- [Exercise]
Quote every line of the items below verbatim, leaving every character unchanged.

─── Supplied information ───

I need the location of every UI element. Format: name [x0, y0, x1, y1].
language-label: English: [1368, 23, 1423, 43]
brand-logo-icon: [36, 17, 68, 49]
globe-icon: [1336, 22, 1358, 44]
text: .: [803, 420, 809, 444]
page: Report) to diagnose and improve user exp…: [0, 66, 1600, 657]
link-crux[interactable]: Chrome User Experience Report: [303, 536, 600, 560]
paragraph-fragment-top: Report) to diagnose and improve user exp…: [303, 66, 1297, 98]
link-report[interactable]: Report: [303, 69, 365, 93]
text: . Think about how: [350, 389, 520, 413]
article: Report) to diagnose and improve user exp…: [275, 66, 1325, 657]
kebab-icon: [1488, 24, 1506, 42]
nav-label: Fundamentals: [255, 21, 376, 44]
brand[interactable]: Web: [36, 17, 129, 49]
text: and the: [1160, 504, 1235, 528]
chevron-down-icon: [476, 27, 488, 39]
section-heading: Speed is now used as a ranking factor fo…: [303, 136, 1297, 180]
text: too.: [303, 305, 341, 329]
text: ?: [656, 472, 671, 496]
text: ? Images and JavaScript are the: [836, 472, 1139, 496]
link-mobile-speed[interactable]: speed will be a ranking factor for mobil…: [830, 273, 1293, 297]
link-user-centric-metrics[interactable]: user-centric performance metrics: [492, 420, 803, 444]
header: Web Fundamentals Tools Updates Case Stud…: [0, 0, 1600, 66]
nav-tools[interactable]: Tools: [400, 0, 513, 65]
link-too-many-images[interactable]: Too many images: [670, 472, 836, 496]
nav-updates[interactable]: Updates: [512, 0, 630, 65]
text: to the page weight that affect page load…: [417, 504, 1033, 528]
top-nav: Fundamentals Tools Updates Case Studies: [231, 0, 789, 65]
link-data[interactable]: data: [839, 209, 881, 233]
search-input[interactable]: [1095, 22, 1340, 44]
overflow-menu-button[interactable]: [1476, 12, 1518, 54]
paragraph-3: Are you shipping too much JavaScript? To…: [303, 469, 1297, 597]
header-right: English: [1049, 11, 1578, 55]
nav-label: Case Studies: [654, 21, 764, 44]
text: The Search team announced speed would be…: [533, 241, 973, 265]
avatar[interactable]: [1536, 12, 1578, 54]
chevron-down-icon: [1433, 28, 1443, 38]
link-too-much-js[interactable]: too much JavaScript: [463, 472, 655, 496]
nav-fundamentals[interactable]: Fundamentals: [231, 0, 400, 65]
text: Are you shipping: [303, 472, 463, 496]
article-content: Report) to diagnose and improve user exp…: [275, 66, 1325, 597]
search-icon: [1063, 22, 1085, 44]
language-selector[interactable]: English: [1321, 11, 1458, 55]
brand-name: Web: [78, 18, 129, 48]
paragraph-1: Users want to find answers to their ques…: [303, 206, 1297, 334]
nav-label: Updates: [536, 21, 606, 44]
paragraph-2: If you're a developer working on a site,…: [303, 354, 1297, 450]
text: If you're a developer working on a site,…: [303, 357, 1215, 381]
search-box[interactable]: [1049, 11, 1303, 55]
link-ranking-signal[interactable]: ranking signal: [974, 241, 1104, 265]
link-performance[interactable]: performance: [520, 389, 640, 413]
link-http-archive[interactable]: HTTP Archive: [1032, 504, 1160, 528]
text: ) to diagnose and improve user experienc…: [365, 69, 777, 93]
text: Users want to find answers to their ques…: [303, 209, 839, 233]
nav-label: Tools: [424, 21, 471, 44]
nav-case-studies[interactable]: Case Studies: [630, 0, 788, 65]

───

- [Result of this task]
I need the location of every UI element. Format: name [x0, y0, x1, y1].
language-label: English: [1368, 23, 1423, 43]
brand-logo-icon: [36, 17, 68, 49]
globe-icon: [1336, 22, 1358, 44]
text: .: [803, 420, 809, 444]
page: Report) to diagnose and improve user exp…: [0, 66, 1600, 657]
link-crux[interactable]: Chrome User Experience Report: [303, 536, 600, 560]
paragraph-fragment-top: Report) to diagnose and improve user exp…: [303, 66, 1297, 98]
link-report[interactable]: Report: [303, 69, 365, 93]
text: . Think about how: [350, 389, 520, 413]
article: Report) to diagnose and improve user exp…: [275, 66, 1325, 657]
kebab-icon: [1488, 24, 1506, 42]
nav-label: Fundamentals: [255, 21, 376, 44]
brand[interactable]: Web: [36, 17, 129, 49]
text: and the: [1160, 504, 1235, 528]
chevron-down-icon: [476, 27, 488, 39]
section-heading: Speed is now used as a ranking factor fo…: [303, 136, 1297, 180]
text: too.: [303, 305, 341, 329]
text: ?: [656, 472, 671, 496]
text: ? Images and JavaScript are the: [836, 472, 1139, 496]
link-mobile-speed[interactable]: speed will be a ranking factor for mobil…: [830, 273, 1293, 297]
link-user-centric-metrics[interactable]: user-centric performance metrics: [492, 420, 803, 444]
header: Web Fundamentals Tools Updates Case Stud…: [0, 0, 1600, 66]
nav-tools[interactable]: Tools: [400, 0, 513, 65]
link-too-many-images[interactable]: Too many images: [670, 472, 836, 496]
nav-updates[interactable]: Updates: [512, 0, 630, 65]
text: to the page weight that affect page load…: [417, 504, 1033, 528]
top-nav: Fundamentals Tools Updates Case Studies: [231, 0, 789, 65]
link-data[interactable]: data: [839, 209, 881, 233]
search-input[interactable]: [1095, 22, 1340, 44]
overflow-menu-button[interactable]: [1476, 12, 1518, 54]
paragraph-3: Are you shipping too much JavaScript? To…: [303, 469, 1297, 597]
header-right: English: [1049, 11, 1578, 55]
nav-label: Case Studies: [654, 21, 764, 44]
text: The Search team announced speed would be…: [533, 241, 973, 265]
avatar[interactable]: [1536, 12, 1578, 54]
chevron-down-icon: [1433, 28, 1443, 38]
link-too-much-js[interactable]: too much JavaScript: [463, 472, 655, 496]
nav-fundamentals[interactable]: Fundamentals: [231, 0, 400, 65]
text: Are you shipping: [303, 472, 463, 496]
article-content: Report) to diagnose and improve user exp…: [275, 66, 1325, 597]
search-icon: [1063, 22, 1085, 44]
language-selector[interactable]: English: [1321, 11, 1458, 55]
brand-name: Web: [78, 18, 129, 48]
paragraph-1: Users want to find answers to their ques…: [303, 206, 1297, 334]
nav-label: Updates: [536, 21, 606, 44]
paragraph-2: If you're a developer working on a site,…: [303, 354, 1297, 450]
text: If you're a developer working on a site,…: [303, 357, 1215, 381]
search-box[interactable]: [1049, 11, 1303, 55]
link-ranking-signal[interactable]: ranking signal: [974, 241, 1104, 265]
link-performance[interactable]: performance: [520, 389, 640, 413]
link-http-archive[interactable]: HTTP Archive: [1032, 504, 1160, 528]
text: ) to diagnose and improve user experienc…: [365, 69, 777, 93]
text: Users want to find answers to their ques…: [303, 209, 839, 233]
nav-label: Tools: [424, 21, 471, 44]
nav-case-studies[interactable]: Case Studies: [630, 0, 788, 65]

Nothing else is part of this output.